▸ Requirements: Every entry needs to be reproduced exactly.
☆ ☆ ☆ ☆ ☆
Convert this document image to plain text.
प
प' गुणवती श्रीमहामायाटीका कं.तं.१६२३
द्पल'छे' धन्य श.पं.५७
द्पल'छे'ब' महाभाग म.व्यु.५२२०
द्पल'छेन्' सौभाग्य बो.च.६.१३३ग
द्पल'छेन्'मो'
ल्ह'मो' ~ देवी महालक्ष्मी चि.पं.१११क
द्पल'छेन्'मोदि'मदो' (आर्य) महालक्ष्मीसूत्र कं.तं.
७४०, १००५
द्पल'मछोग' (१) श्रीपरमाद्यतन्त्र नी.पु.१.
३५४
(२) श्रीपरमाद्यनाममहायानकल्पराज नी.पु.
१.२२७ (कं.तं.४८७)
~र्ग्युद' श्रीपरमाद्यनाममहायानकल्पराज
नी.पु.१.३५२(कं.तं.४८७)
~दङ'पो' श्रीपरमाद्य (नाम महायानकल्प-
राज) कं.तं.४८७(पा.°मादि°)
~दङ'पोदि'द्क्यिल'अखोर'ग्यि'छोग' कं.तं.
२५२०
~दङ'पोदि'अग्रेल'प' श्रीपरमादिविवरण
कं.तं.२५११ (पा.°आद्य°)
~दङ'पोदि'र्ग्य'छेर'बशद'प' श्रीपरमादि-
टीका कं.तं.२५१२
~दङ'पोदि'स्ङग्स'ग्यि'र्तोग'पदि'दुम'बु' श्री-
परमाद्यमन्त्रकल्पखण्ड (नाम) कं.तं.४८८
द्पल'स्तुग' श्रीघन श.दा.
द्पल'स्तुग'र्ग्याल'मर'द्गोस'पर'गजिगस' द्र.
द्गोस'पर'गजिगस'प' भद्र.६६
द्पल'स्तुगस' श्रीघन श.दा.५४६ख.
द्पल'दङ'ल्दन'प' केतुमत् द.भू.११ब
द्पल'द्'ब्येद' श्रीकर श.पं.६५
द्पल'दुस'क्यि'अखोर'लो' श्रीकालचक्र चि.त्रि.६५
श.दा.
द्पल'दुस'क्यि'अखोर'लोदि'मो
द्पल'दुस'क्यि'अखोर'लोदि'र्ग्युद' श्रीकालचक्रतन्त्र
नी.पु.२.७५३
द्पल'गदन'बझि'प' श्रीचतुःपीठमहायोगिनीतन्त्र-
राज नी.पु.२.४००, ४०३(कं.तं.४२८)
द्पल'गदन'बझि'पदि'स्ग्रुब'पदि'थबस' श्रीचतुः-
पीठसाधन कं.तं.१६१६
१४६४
☆ ☆ ☆ ☆ ☆
▸ Final result:
Convert this document image to plain text.
प
प' गुणवती श्रीमहामायाटीका कं.तं.१६२३
द्पल'छे' धन्य श.पं.५७
द्पल'छे'ब' महाभाग म.व्यु.५२२०
द्पल'छेन्' सौभाग्य बो.च.६.१३३ग
द्पल'छेन्'मो'
ल्ह'मो' ~ देवी महालक्ष्मी चि.पं.१११क
द्पल'छेन्'मोदि'मदो' (आर्य) महालक्ष्मीसूत्र कं.तं.
७४०, १००५
द्पल'मछोग' (१) श्रीपरमाद्यतन्त्र नी.पु.१.
३५४
(२) श्रीपरमाद्यनाममहायानकल्पराज नी.पु.
१.२२७ (कं.तं.४८७)
~र्ग्युद' श्रीपरमाद्यनाममहायानकल्पराज
नी.पु.१.३५२(कं.तं.४८७)
~दङ'पो' श्रीपरमाद्य (नाम महायानकल्प-
राज) कं.तं.४८७(पा.°मादि°)
~दङ'पोदि'द्क्यिल'अखोर'ग्यि'छोग' कं.तं.
२५२०
~दङ'पोदि'अग्रेल'प' श्रीपरमादिविवरण
कं.तं.२५११ (पा.°आद्य°)
~दङ'पोदि'र्ग्य'छेर'बशद'प' श्रीपरमादि-
टीका कं.तं.२५१२
~दङ'पोदि'स्ङग्स'ग्यि'र्तोग'पदि'दुम'बु' श्री-
परमाद्यमन्त्रकल्पखण्ड (नाम) कं.तं.४८८
द्पल'स्तुग' श्रीघन श.दा.
द्पल'स्तुग'र्ग्याल'मर'द्गोस'पर'गजिगस' द्र.
द्गोस'पर'गजिगस'प' भद्र.६६
द्पल'स्तुगस' श्रीघन श.दा.५४६ख.
द्पल'दङ'ल्दन'प' केतुमत् द.भू.११ब
द्पल'द्'ब्येद' श्रीकर श.पं.६५
द्पल'दुस'क्यि'अखोर'लो' श्रीकालचक्र चि.त्रि.६५
श.दा.
द्पल'दुस'क्यि'अखोर'लोदि'मो
द्पल'दुस'क्यि'अखोर'लोदि'र्ग्युद' श्रीकालचक्रतन्त्र
नी.पु.२.७५३
द्पल'गदन'बझि'प' श्रीचतुःपीठमहायोगिनीतन्त्र-
राज नी.पु.२.४००, ४०३(कं.तं.४२८)
द्पल'गदन'बझि'पदि'स्ग्रुब'पदि'थबस' श्रीचतुः-
पीठसाधन कं.तं.१६१६
१४६४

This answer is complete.